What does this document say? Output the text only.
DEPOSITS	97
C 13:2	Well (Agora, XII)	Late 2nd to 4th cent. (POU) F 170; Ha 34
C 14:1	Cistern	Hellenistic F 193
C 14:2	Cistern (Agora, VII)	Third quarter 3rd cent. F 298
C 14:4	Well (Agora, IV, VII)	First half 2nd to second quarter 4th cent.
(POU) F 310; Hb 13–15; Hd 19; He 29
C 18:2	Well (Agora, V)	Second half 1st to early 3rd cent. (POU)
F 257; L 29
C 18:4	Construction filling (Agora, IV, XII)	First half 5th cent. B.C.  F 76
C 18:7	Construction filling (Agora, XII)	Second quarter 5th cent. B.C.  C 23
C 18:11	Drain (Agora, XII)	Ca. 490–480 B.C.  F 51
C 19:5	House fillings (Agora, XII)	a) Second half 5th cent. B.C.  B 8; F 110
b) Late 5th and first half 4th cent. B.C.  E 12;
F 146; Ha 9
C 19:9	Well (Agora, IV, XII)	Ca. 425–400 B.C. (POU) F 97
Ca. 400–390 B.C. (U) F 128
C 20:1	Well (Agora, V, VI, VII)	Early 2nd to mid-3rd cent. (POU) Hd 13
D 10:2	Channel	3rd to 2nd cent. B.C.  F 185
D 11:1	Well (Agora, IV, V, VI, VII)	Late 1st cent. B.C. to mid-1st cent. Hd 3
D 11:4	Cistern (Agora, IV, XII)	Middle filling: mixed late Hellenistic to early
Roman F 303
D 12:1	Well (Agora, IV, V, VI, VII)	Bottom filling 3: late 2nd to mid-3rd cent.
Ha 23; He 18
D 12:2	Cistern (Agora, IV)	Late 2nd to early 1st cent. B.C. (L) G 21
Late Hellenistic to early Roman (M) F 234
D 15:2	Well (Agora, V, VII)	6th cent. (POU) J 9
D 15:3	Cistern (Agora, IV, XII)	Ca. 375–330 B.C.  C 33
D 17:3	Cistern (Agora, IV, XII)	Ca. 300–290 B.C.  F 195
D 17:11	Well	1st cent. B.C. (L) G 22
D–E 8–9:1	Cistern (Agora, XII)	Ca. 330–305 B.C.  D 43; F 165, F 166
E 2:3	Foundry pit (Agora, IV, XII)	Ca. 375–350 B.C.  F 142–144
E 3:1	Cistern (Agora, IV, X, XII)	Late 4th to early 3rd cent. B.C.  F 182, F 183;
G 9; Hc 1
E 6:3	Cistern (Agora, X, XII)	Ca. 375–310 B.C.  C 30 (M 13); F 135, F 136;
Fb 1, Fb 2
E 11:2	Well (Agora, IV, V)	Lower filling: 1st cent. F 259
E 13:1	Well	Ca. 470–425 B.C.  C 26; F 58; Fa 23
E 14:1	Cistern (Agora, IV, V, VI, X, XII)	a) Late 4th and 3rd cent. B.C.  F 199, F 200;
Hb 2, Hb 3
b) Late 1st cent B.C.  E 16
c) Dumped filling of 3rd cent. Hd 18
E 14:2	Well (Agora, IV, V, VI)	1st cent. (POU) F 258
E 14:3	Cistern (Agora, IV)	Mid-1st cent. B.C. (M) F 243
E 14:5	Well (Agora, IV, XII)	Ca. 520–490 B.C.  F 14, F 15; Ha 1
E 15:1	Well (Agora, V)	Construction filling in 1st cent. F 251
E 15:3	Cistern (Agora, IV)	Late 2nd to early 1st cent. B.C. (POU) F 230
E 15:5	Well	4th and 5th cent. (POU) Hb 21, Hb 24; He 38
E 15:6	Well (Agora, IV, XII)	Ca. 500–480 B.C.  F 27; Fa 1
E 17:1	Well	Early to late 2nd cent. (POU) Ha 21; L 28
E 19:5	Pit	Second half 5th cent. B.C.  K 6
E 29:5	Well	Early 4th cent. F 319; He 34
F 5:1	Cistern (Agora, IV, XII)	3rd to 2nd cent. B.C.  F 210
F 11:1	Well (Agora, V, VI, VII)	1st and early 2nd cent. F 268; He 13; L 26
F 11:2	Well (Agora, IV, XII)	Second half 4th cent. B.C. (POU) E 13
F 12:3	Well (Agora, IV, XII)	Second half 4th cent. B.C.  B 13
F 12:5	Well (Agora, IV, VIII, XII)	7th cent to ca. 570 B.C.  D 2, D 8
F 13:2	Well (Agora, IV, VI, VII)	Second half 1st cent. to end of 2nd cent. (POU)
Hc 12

_ _ _ _ _

__What you are asked to do__: Write out the whole listing exactly.

__Response below__:
What does this document say? Output the text only.
DEPOSITS	97
C 13:2	Well (Agora, XII)	Late 2nd to 4th cent. (POU) F 170; Ha 34
C 14:1	Cistern	Hellenistic F 193
C 14:2	Cistern (Agora, VII)	Third quarter 3rd cent. F 298
C 14:4	Well (Agora, IV, VII)	First half 2nd to second quarter 4th cent.
(POU) F 310; Hb 13–15; Hd 19; He 29
C 18:2	Well (Agora, V)	Second half 1st to early 3rd cent. (POU)
F 257; L 29
C 18:4	Construction filling (Agora, IV, XII)	First half 5th cent. B.C.  F 76
C 18:7	Construction filling (Agora, XII)	Second quarter 5th cent. B.C.  C 23
C 18:11	Drain (Agora, XII)	Ca. 490–480 B.C.  F 51
C 19:5	House fillings (Agora, XII)	a) Second half 5th cent. B.C.  B 8; F 110
b) Late 5th and first half 4th cent. B.C.  E 12;
F 146; Ha 9
C 19:9	Well (Agora, IV, XII)	Ca. 425–400 B.C. (POU) F 97
Ca. 400–390 B.C. (U) F 128
C 20:1	Well (Agora, V, VI, VII)	Early 2nd to mid-3rd cent. (POU) Hd 13
D 10:2	Channel	3rd to 2nd cent. B.C.  F 185
D 11:1	Well (Agora, IV, V, VI, VII)	Late 1st cent. B.C. to mid-1st cent. Hd 3
D 11:4	Cistern (Agora, IV, XII)	Middle filling: mixed late Hellenistic to early
Roman F 303
D 12:1	Well (Agora, IV, V, VI, VII)	Bottom filling 3: late 2nd to mid-3rd cent.
Ha 23; He 18
D 12:2	Cistern (Agora, IV)	Late 2nd to early 1st cent. B.C. (L) G 21
Late Hellenistic to early Roman (M) F 234
D 15:2	Well (Agora, V, VII)	6th cent. (POU) J 9
D 15:3	Cistern (Agora, IV, XII)	Ca. 375–330 B.C.  C 33
D 17:3	Cistern (Agora, IV, XII)	Ca. 300–290 B.C.  F 195
D 17:11	Well	1st cent. B.C. (L) G 22
D–E 8–9:1	Cistern (Agora, XII)	Ca. 330–305 B.C.  D 43; F 165, F 166
E 2:3	Foundry pit (Agora, IV, XII)	Ca. 375–350 B.C.  F 142–144
E 3:1	Cistern (Agora, IV, X, XII)	Late 4th to early 3rd cent. B.C.  F 182, F 183;
G 9; Hc 1
E 6:3	Cistern (Agora, X, XII)	Ca. 375–310 B.C.  C 30 (M 13); F 135, F 136;
Fb 1, Fb 2
E 11:2	Well (Agora, IV, V)	Lower filling: 1st cent. F 259
E 13:1	Well	Ca. 470–425 B.C.  C 26; F 58; Fa 23
E 14:1	Cistern (Agora, IV, V, VI, X, XII)	a) Late 4th and 3rd cent. B.C.  F 199, F 200;
Hb 2, Hb 3
b) Late 1st cent B.C.  E 16
c) Dumped filling of 3rd cent. Hd 18
E 14:2	Well (Agora, IV, V, VI)	1st cent. (POU) F 258
E 14:3	Cistern (Agora, IV)	Mid-1st cent. B.C. (M) F 243
E 14:5	Well (Agora, IV, XII)	Ca. 520–490 B.C.  F 14, F 15; Ha 1
E 15:1	Well (Agora, V)	Construction filling in 1st cent. F 251
E 15:3	Cistern (Agora, IV)	Late 2nd to early 1st cent. B.C. (POU) F 230
E 15:5	Well	4th and 5th cent. (POU) Hb 21, Hb 24; He 38
E 15:6	Well (Agora, IV, XII)	Ca. 500–480 B.C.  F 27; Fa 1
E 17:1	Well	Early to late 2nd cent. (POU) Ha 21; L 28
E 19:5	Pit	Second half 5th cent. B.C.  K 6
E 29:5	Well	Early 4th cent. F 319; He 34
F 5:1	Cistern (Agora, IV, XII)	3rd to 2nd cent. B.C.  F 210
F 11:1	Well (Agora, V, VI, VII)	1st and early 2nd cent. F 268; He 13; L 26
F 11:2	Well (Agora, IV, XII)	Second half 4th cent. B.C. (POU) E 13
F 12:3	Well (Agora, IV, XII)	Second half 4th cent. B.C.  B 13
F 12:5	Well (Agora, IV, VIII, XII)	7th cent to ca. 570 B.C.  D 2, D 8
F 13:2	Well (Agora, IV, VI, VII)	Second half 1st cent. to end of 2nd cent. (POU)
Hc 12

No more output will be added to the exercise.